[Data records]
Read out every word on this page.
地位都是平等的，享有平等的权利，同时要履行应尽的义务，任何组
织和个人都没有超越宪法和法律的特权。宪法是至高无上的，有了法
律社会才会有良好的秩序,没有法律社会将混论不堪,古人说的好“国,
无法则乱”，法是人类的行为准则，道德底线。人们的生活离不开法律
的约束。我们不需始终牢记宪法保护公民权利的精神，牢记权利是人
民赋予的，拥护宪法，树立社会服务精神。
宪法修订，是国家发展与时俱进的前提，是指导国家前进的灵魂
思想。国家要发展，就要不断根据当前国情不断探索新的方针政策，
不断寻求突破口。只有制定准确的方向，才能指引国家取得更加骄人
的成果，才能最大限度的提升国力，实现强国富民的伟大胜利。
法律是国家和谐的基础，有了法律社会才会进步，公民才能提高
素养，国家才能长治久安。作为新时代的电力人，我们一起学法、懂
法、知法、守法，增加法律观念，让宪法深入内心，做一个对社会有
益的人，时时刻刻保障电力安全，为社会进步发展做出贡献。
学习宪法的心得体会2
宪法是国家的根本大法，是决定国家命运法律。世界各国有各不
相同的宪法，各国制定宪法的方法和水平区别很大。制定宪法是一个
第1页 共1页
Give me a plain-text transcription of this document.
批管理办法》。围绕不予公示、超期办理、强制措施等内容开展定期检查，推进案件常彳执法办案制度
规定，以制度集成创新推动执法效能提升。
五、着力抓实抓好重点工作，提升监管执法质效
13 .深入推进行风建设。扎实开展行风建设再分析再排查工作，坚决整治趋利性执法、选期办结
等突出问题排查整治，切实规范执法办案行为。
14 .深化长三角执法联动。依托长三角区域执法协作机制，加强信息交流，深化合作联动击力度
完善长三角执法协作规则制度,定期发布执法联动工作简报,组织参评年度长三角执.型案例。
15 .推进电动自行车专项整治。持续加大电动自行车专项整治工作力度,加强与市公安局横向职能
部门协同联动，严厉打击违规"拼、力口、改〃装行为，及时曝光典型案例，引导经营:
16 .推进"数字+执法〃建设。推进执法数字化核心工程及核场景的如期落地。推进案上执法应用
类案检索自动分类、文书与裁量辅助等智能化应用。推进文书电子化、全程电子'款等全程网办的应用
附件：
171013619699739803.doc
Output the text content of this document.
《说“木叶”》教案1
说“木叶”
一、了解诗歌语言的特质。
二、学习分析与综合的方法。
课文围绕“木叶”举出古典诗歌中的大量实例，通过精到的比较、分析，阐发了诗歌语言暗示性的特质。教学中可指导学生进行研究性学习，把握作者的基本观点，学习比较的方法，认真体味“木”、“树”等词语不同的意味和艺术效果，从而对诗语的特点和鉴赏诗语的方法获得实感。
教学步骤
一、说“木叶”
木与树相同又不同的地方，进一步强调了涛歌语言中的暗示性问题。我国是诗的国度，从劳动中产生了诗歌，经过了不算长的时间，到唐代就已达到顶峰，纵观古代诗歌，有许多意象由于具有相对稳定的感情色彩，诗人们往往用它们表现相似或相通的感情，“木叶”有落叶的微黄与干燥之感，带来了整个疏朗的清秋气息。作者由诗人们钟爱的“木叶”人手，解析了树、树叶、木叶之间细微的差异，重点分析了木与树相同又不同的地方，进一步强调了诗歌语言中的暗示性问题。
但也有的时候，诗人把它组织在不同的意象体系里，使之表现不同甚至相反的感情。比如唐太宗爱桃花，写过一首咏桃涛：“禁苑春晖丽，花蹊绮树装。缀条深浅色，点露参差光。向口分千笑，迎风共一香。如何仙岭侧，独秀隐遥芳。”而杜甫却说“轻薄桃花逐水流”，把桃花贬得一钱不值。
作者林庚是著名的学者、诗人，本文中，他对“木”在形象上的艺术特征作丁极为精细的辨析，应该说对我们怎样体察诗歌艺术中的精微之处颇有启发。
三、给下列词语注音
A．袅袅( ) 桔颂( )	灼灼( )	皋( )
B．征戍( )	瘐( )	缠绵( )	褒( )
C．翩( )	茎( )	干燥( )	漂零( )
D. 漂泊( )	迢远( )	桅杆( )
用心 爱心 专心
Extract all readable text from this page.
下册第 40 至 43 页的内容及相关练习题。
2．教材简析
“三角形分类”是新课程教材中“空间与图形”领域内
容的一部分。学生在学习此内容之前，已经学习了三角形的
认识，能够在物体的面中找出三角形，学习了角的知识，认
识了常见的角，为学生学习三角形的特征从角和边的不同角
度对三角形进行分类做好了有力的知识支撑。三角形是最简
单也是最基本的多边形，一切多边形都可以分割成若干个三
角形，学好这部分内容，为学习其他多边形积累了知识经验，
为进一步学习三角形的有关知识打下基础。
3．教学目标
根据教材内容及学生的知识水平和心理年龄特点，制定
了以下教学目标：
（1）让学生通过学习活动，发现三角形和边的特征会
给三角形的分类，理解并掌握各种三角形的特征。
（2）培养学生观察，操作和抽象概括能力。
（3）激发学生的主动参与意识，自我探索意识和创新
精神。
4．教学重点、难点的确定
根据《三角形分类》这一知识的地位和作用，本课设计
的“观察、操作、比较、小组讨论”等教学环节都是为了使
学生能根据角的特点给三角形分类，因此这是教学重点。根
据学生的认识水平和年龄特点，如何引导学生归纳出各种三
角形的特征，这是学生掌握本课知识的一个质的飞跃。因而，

Problem description:
Copy the entries above exactly, leaving none out.

The completed task:
Read out every word on this page.
地位都是平等的，享有平等的权利，同时要履行应尽的义务，任何组
织和个人都没有超越宪法和法律的特权。宪法是至高无上的，有了法
律社会才会有良好的秩序,没有法律社会将混论不堪,古人说的好“国,
无法则乱”，法是人类的行为准则，道德底线。人们的生活离不开法律
的约束。我们不需始终牢记宪法保护公民权利的精神，牢记权利是人
民赋予的，拥护宪法，树立社会服务精神。
宪法修订，是国家发展与时俱进的前提，是指导国家前进的灵魂
思想。国家要发展，就要不断根据当前国情不断探索新的方针政策，
不断寻求突破口。只有制定准确的方向，才能指引国家取得更加骄人
的成果，才能最大限度的提升国力，实现强国富民的伟大胜利。
法律是国家和谐的基础，有了法律社会才会进步，公民才能提高
素养，国家才能长治久安。作为新时代的电力人，我们一起学法、懂
法、知法、守法，增加法律观念，让宪法深入内心，做一个对社会有
益的人，时时刻刻保障电力安全，为社会进步发展做出贡献。
学习宪法的心得体会2
宪法是国家的根本大法，是决定国家命运法律。世界各国有各不
相同的宪法，各国制定宪法的方法和水平区别很大。制定宪法是一个
第1页 共1页
Give me a plain-text transcription of this document.
批管理办法》。围绕不予公示、超期办理、强制措施等内容开展定期检查，推进案件常彳执法办案制度
规定，以制度集成创新推动执法效能提升。
五、着力抓实抓好重点工作，提升监管执法质效
13 .深入推进行风建设。扎实开展行风建设再分析再排查工作，坚决整治趋利性执法、选期办结
等突出问题排查整治，切实规范执法办案行为。
14 .深化长三角执法联动。依托长三角区域执法协作机制，加强信息交流，深化合作联动击力度
完善长三角执法协作规则制度,定期发布执法联动工作简报,组织参评年度长三角执.型案例。
15 .推进电动自行车专项整治。持续加大电动自行车专项整治工作力度,加强与市公安局横向职能
部门协同联动，严厉打击违规"拼、力口、改〃装行为，及时曝光典型案例，引导经营:
16 .推进"数字+执法〃建设。推进执法数字化核心工程及核场景的如期落地。推进案上执法应用
类案检索自动分类、文书与裁量辅助等智能化应用。推进文书电子化、全程电子'款等全程网办的应用
附件：
171013619699739803.doc
Output the text content of this document.
《说“木叶”》教案1
说“木叶”
一、了解诗歌语言的特质。
二、学习分析与综合的方法。
课文围绕“木叶”举出古典诗歌中的大量实例，通过精到的比较、分析，阐发了诗歌语言暗示性的特质。教学中可指导学生进行研究性学习，把握作者的基本观点，学习比较的方法，认真体味“木”、“树”等词语不同的意味和艺术效果，从而对诗语的特点和鉴赏诗语的方法获得实感。
教学步骤
一、说“木叶”
木与树相同又不同的地方，进一步强调了涛歌语言中的暗示性问题。我国是诗的国度，从劳动中产生了诗歌，经过了不算长的时间，到唐代就已达到顶峰，纵观古代诗歌，有许多意象由于具有相对稳定的感情色彩，诗人们往往用它们表现相似或相通的感情，“木叶”有落叶的微黄与干燥之感，带来了整个疏朗的清秋气息。作者由诗人们钟爱的“木叶”人手，解析了树、树叶、木叶之间细微的差异，重点分析了木与树相同又不同的地方，进一步强调了诗歌语言中的暗示性问题。
但也有的时候，诗人把它组织在不同的意象体系里，使之表现不同甚至相反的感情。比如唐太宗爱桃花，写过一首咏桃涛：“禁苑春晖丽，花蹊绮树装。缀条深浅色，点露参差光。向口分千笑，迎风共一香。如何仙岭侧，独秀隐遥芳。”而杜甫却说“轻薄桃花逐水流”，把桃花贬得一钱不值。
作者林庚是著名的学者、诗人，本文中，他对“木”在形象上的艺术特征作丁极为精细的辨析，应该说对我们怎样体察诗歌艺术中的精微之处颇有启发。
三、给下列词语注音
A．袅袅( ) 桔颂( )	灼灼( )	皋( )
B．征戍( )	瘐( )	缠绵( )	褒( )
C．翩( )	茎( )	干燥( )	漂零( )
D. 漂泊( )	迢远( )	桅杆( )
用心 爱心 专心
Extract all readable text from this page.
下册第 40 至 43 页的内容及相关练习题。
2．教材简析
“三角形分类”是新课程教材中“空间与图形”领域内
容的一部分。学生在学习此内容之前，已经学习了三角形的
认识，能够在物体的面中找出三角形，学习了角的知识，认
识了常见的角，为学生学习三角形的特征从角和边的不同角
度对三角形进行分类做好了有力的知识支撑。三角形是最简
单也是最基本的多边形，一切多边形都可以分割成若干个三
角形，学好这部分内容，为学习其他多边形积累了知识经验，
为进一步学习三角形的有关知识打下基础。
3．教学目标
根据教材内容及学生的知识水平和心理年龄特点，制定
了以下教学目标：
（1）让学生通过学习活动，发现三角形和边的特征会
给三角形的分类，理解并掌握各种三角形的特征。
（2）培养学生观察，操作和抽象概括能力。
（3）激发学生的主动参与意识，自我探索意识和创新
精神。
4．教学重点、难点的确定
根据《三角形分类》这一知识的地位和作用，本课设计
的“观察、操作、比较、小组讨论”等教学环节都是为了使
学生能根据角的特点给三角形分类，因此这是教学重点。根
据学生的认识水平和年龄特点，如何引导学生归纳出各种三
角形的特征，这是学生掌握本课知识的一个质的飞跃。因而，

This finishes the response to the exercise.